Goal of the exercise
Below are records. Copy every line with "Times" in it.

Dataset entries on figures
»»

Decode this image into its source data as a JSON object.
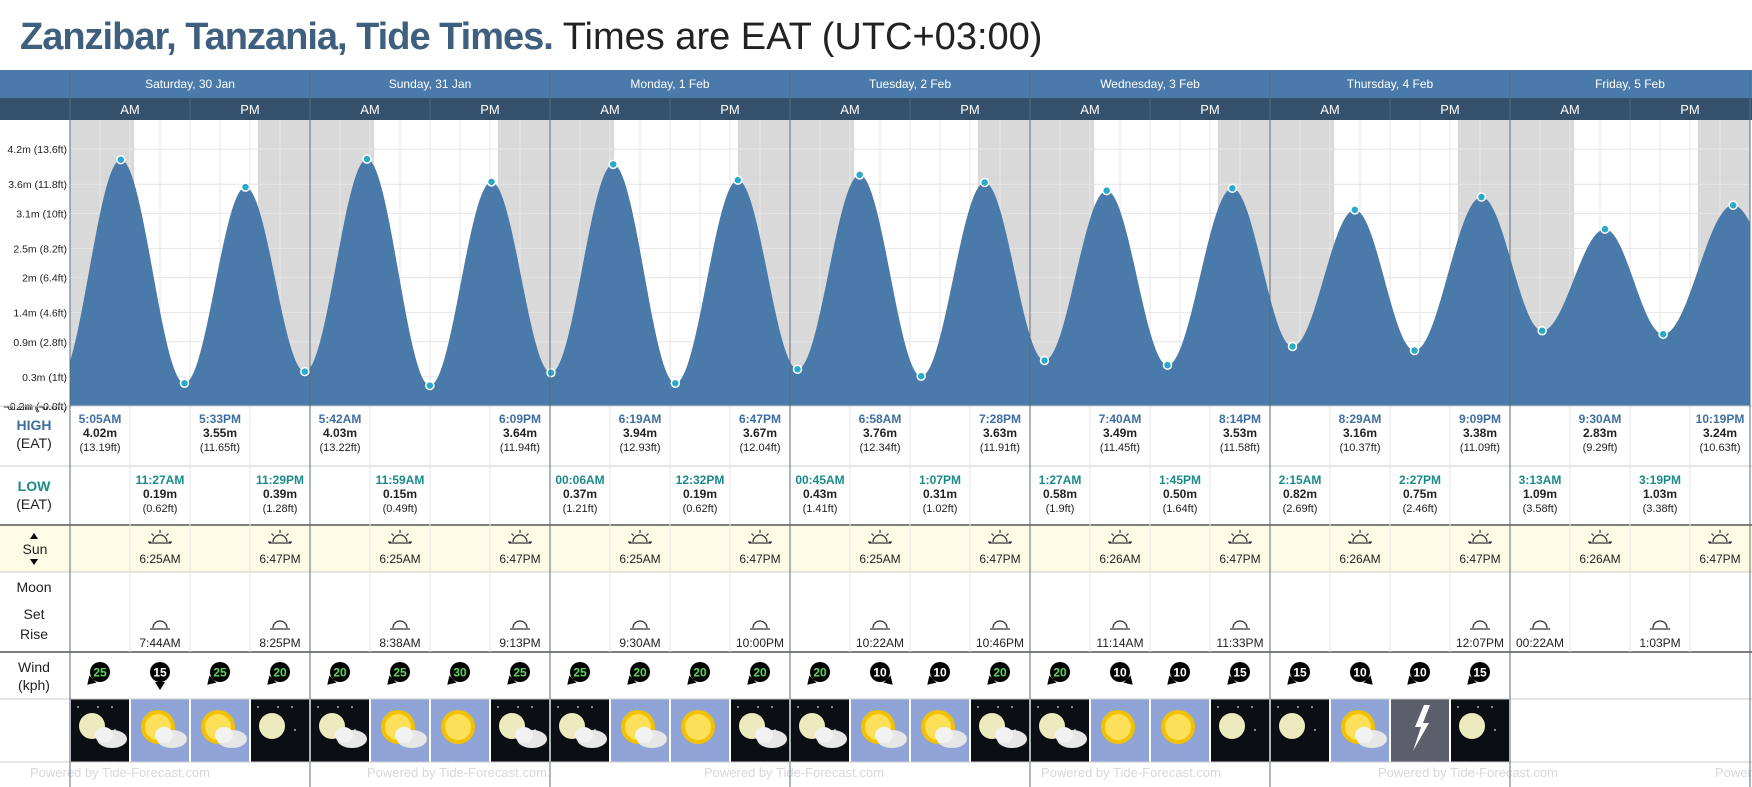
{
  "title": {
    "place": "Zanzibar, Tanzania, Tide Times.",
    "timezone": "Times are EAT (UTC+03:00)"
  },
  "days": [
    "Saturday, 30 Jan",
    "Sunday, 31 Jan",
    "Monday, 1 Feb",
    "Tuesday, 2 Feb",
    "Wednesday, 3 Feb",
    "Thursday, 4 Feb",
    "Friday, 5 Feb"
  ],
  "ampm": [
    "AM",
    "PM"
  ],
  "row_labels": {
    "high": "HIGH",
    "high_sub": "(EAT)",
    "low": "LOW",
    "low_sub": "(EAT)",
    "sun": "Sun",
    "moon": "Moon",
    "moon_set": "Set",
    "moon_rise": "Rise",
    "wind": "Wind",
    "wind_sub": "(kph)"
  },
  "colors": {
    "header": "#4a7aaa",
    "subheader": "#35506b",
    "tide_fill": "#4a7aaa",
    "night": "#d9d9d9",
    "high_label": "#3e6ea0",
    "low_label": "#1a8a8a",
    "sun_row": "#fcfbe6",
    "tide_dot": "#2aa9c8"
  },
  "chart_data": {
    "type": "area",
    "xlabel": "",
    "ylabel": "",
    "x_range": [
      "2021-01-30 00:00",
      "2021-02-05 24:00"
    ],
    "ylim": [
      -0.2,
      4.7
    ],
    "y_ticks": [
      {
        "value": 4.2,
        "label": "4.2m (13.6ft)"
      },
      {
        "value": 3.6,
        "label": "3.6m (11.8ft)"
      },
      {
        "value": 3.1,
        "label": "3.1m (10ft)"
      },
      {
        "value": 2.5,
        "label": "2.5m (8.2ft)"
      },
      {
        "value": 2.0,
        "label": "2m (6.4ft)"
      },
      {
        "value": 1.4,
        "label": "1.4m (4.6ft)"
      },
      {
        "value": 0.9,
        "label": "0.9m (2.8ft)"
      },
      {
        "value": 0.3,
        "label": "0.3m (1ft)"
      },
      {
        "value": -0.2,
        "label": "-0.2m (-0.8ft)"
      }
    ],
    "series": [
      {
        "values": [
          {
            "day": 0,
            "time": "05:05",
            "height": 4.02,
            "type": "high"
          },
          {
            "day": 0,
            "time": "11:27",
            "height": 0.19,
            "type": "low"
          },
          {
            "day": 0,
            "time": "17:33",
            "height": 3.55,
            "type": "high"
          },
          {
            "day": 0,
            "time": "23:29",
            "height": 0.39,
            "type": "low"
          },
          {
            "day": 1,
            "time": "05:42",
            "height": 4.03,
            "type": "high"
          },
          {
            "day": 1,
            "time": "11:59",
            "height": 0.15,
            "type": "low"
          },
          {
            "day": 1,
            "time": "18:09",
            "height": 3.64,
            "type": "high"
          },
          {
            "day": 2,
            "time": "00:06",
            "height": 0.37,
            "type": "low"
          },
          {
            "day": 2,
            "time": "06:19",
            "height": 3.94,
            "type": "high"
          },
          {
            "day": 2,
            "time": "12:32",
            "height": 0.19,
            "type": "low"
          },
          {
            "day": 2,
            "time": "18:47",
            "height": 3.67,
            "type": "high"
          },
          {
            "day": 3,
            "time": "00:45",
            "height": 0.43,
            "type": "low"
          },
          {
            "day": 3,
            "time": "06:58",
            "height": 3.76,
            "type": "high"
          },
          {
            "day": 3,
            "time": "13:07",
            "height": 0.31,
            "type": "low"
          },
          {
            "day": 3,
            "time": "19:28",
            "height": 3.63,
            "type": "high"
          },
          {
            "day": 4,
            "time": "01:27",
            "height": 0.58,
            "type": "low"
          },
          {
            "day": 4,
            "time": "07:40",
            "height": 3.49,
            "type": "high"
          },
          {
            "day": 4,
            "time": "13:45",
            "height": 0.5,
            "type": "low"
          },
          {
            "day": 4,
            "time": "20:14",
            "height": 3.53,
            "type": "high"
          },
          {
            "day": 5,
            "time": "02:15",
            "height": 0.82,
            "type": "low"
          },
          {
            "day": 5,
            "time": "08:29",
            "height": 3.16,
            "type": "high"
          },
          {
            "day": 5,
            "time": "14:27",
            "height": 0.75,
            "type": "low"
          },
          {
            "day": 5,
            "time": "21:09",
            "height": 3.38,
            "type": "high"
          },
          {
            "day": 6,
            "time": "03:13",
            "height": 1.09,
            "type": "low"
          },
          {
            "day": 6,
            "time": "09:30",
            "height": 2.83,
            "type": "high"
          },
          {
            "day": 6,
            "time": "15:19",
            "height": 1.03,
            "type": "low"
          },
          {
            "day": 6,
            "time": "22:19",
            "height": 3.24,
            "type": "high"
          }
        ]
      }
    ],
    "night_periods": [
      [
        "00:00",
        "06:25"
      ],
      [
        "18:47",
        "24:00"
      ]
    ]
  },
  "highs": [
    {
      "day": 0,
      "time": "05:05",
      "label": "5:05AM",
      "m": "4.02m",
      "ft": "(13.19ft)"
    },
    {
      "day": 0,
      "time": "17:33",
      "label": "5:33PM",
      "m": "3.55m",
      "ft": "(11.65ft)"
    },
    {
      "day": 1,
      "time": "05:42",
      "label": "5:42AM",
      "m": "4.03m",
      "ft": "(13.22ft)"
    },
    {
      "day": 1,
      "time": "18:09",
      "label": "6:09PM",
      "m": "3.64m",
      "ft": "(11.94ft)"
    },
    {
      "day": 2,
      "time": "06:19",
      "label": "6:19AM",
      "m": "3.94m",
      "ft": "(12.93ft)"
    },
    {
      "day": 2,
      "time": "18:47",
      "label": "6:47PM",
      "m": "3.67m",
      "ft": "(12.04ft)"
    },
    {
      "day": 3,
      "time": "06:58",
      "label": "6:58AM",
      "m": "3.76m",
      "ft": "(12.34ft)"
    },
    {
      "day": 3,
      "time": "19:28",
      "label": "7:28PM",
      "m": "3.63m",
      "ft": "(11.91ft)"
    },
    {
      "day": 4,
      "time": "07:40",
      "label": "7:40AM",
      "m": "3.49m",
      "ft": "(11.45ft)"
    },
    {
      "day": 4,
      "time": "20:14",
      "label": "8:14PM",
      "m": "3.53m",
      "ft": "(11.58ft)"
    },
    {
      "day": 5,
      "time": "08:29",
      "label": "8:29AM",
      "m": "3.16m",
      "ft": "(10.37ft)"
    },
    {
      "day": 5,
      "time": "21:09",
      "label": "9:09PM",
      "m": "3.38m",
      "ft": "(11.09ft)"
    },
    {
      "day": 6,
      "time": "09:30",
      "label": "9:30AM",
      "m": "2.83m",
      "ft": "(9.29ft)"
    },
    {
      "day": 6,
      "time": "22:19",
      "label": "10:19PM",
      "m": "3.24m",
      "ft": "(10.63ft)"
    }
  ],
  "lows": [
    {
      "day": 0,
      "time": "11:27",
      "label": "11:27AM",
      "m": "0.19m",
      "ft": "(0.62ft)"
    },
    {
      "day": 0,
      "time": "23:29",
      "label": "11:29PM",
      "m": "0.39m",
      "ft": "(1.28ft)"
    },
    {
      "day": 1,
      "time": "11:59",
      "label": "11:59AM",
      "m": "0.15m",
      "ft": "(0.49ft)"
    },
    {
      "day": 2,
      "time": "00:06",
      "label": "00:06AM",
      "m": "0.37m",
      "ft": "(1.21ft)"
    },
    {
      "day": 2,
      "time": "12:32",
      "label": "12:32PM",
      "m": "0.19m",
      "ft": "(0.62ft)"
    },
    {
      "day": 3,
      "time": "00:45",
      "label": "00:45AM",
      "m": "0.43m",
      "ft": "(1.41ft)"
    },
    {
      "day": 3,
      "time": "13:07",
      "label": "1:07PM",
      "m": "0.31m",
      "ft": "(1.02ft)"
    },
    {
      "day": 4,
      "time": "01:27",
      "label": "1:27AM",
      "m": "0.58m",
      "ft": "(1.9ft)"
    },
    {
      "day": 4,
      "time": "13:45",
      "label": "1:45PM",
      "m": "0.50m",
      "ft": "(1.64ft)"
    },
    {
      "day": 5,
      "time": "02:15",
      "label": "2:15AM",
      "m": "0.82m",
      "ft": "(2.69ft)"
    },
    {
      "day": 5,
      "time": "14:27",
      "label": "2:27PM",
      "m": "0.75m",
      "ft": "(2.46ft)"
    },
    {
      "day": 6,
      "time": "03:13",
      "label": "3:13AM",
      "m": "1.09m",
      "ft": "(3.58ft)"
    },
    {
      "day": 6,
      "time": "15:19",
      "label": "3:19PM",
      "m": "1.03m",
      "ft": "(3.38ft)"
    }
  ],
  "sun": [
    {
      "rise": "6:25AM",
      "set": "6:47PM"
    },
    {
      "rise": "6:25AM",
      "set": "6:47PM"
    },
    {
      "rise": "6:25AM",
      "set": "6:47PM"
    },
    {
      "rise": "6:25AM",
      "set": "6:47PM"
    },
    {
      "rise": "6:26AM",
      "set": "6:47PM"
    },
    {
      "rise": "6:26AM",
      "set": "6:47PM"
    },
    {
      "rise": "6:26AM",
      "set": "6:47PM"
    }
  ],
  "moon": [
    {
      "slot": 1,
      "time": "7:44AM"
    },
    {
      "slot": 3,
      "time": "8:25PM"
    },
    {
      "slot": 5,
      "time": "8:38AM"
    },
    {
      "slot": 7,
      "time": "9:13PM"
    },
    {
      "slot": 9,
      "time": "9:30AM"
    },
    {
      "slot": 11,
      "time": "10:00PM"
    },
    {
      "slot": 13,
      "time": "10:22AM"
    },
    {
      "slot": 15,
      "time": "10:46PM"
    },
    {
      "slot": 17,
      "time": "11:14AM"
    },
    {
      "slot": 19,
      "time": "11:33PM"
    },
    {
      "slot": 23,
      "time": "12:07PM"
    },
    {
      "slot": 24,
      "time": "00:22AM"
    },
    {
      "slot": 26,
      "time": "1:03PM"
    }
  ],
  "wind": [
    {
      "speed": "25",
      "dir": "sw",
      "color": "#1a8a1a"
    },
    {
      "speed": "15",
      "dir": "s",
      "color": "#000000"
    },
    {
      "speed": "25",
      "dir": "sw",
      "color": "#1a8a1a"
    },
    {
      "speed": "20",
      "dir": "sw",
      "color": "#1a8a1a"
    },
    {
      "speed": "20",
      "dir": "sw",
      "color": "#1a8a1a"
    },
    {
      "speed": "25",
      "dir": "sw",
      "color": "#1a8a1a"
    },
    {
      "speed": "30",
      "dir": "sw",
      "color": "#1a8a1a"
    },
    {
      "speed": "25",
      "dir": "sw",
      "color": "#1a8a1a"
    },
    {
      "speed": "25",
      "dir": "sw",
      "color": "#1a8a1a"
    },
    {
      "speed": "20",
      "dir": "sw",
      "color": "#1a8a1a"
    },
    {
      "speed": "20",
      "dir": "sw",
      "color": "#1a8a1a"
    },
    {
      "speed": "20",
      "dir": "sw",
      "color": "#1a8a1a"
    },
    {
      "speed": "20",
      "dir": "sw",
      "color": "#1a8a1a"
    },
    {
      "speed": "10",
      "dir": "se",
      "color": "#000000"
    },
    {
      "speed": "10",
      "dir": "sw",
      "color": "#000000"
    },
    {
      "speed": "20",
      "dir": "sw",
      "color": "#1a8a1a"
    },
    {
      "speed": "20",
      "dir": "sw",
      "color": "#1a8a1a"
    },
    {
      "speed": "10",
      "dir": "se",
      "color": "#000000"
    },
    {
      "speed": "10",
      "dir": "sw",
      "color": "#000000"
    },
    {
      "speed": "15",
      "dir": "sw",
      "color": "#000000"
    },
    {
      "speed": "15",
      "dir": "sw",
      "color": "#000000"
    },
    {
      "speed": "10",
      "dir": "se",
      "color": "#000000"
    },
    {
      "speed": "10",
      "dir": "sw",
      "color": "#000000"
    },
    {
      "speed": "15",
      "dir": "sw",
      "color": "#000000"
    }
  ],
  "weather": [
    "moon-partly-cloudy-icon",
    "sun-cloudy-icon",
    "sun-cloudy-icon",
    "moon-clear-icon",
    "moon-partly-cloudy-icon",
    "sun-cloudy-icon",
    "sun-clear-icon",
    "moon-cloudy-icon",
    "moon-cloudy-icon",
    "sun-cloudy-icon",
    "sun-clear-icon",
    "moon-cloudy-icon",
    "moon-cloudy-icon",
    "sun-cloudy-icon",
    "sun-cloudy-icon",
    "moon-cloudy-icon",
    "moon-cloudy-icon",
    "sun-clear-icon",
    "sun-clear-icon",
    "moon-clear-icon",
    "moon-clear-icon",
    "sun-cloudy-icon",
    "storm-icon",
    "moon-clear-icon"
  ],
  "watermark": "Powered by Tide-Forecast.com"
}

««

Result for this exercise
    "place": "Zanzibar, Tanzania, Tide Times.",
    "timezone": "Times are EAT (UTC+03:00)"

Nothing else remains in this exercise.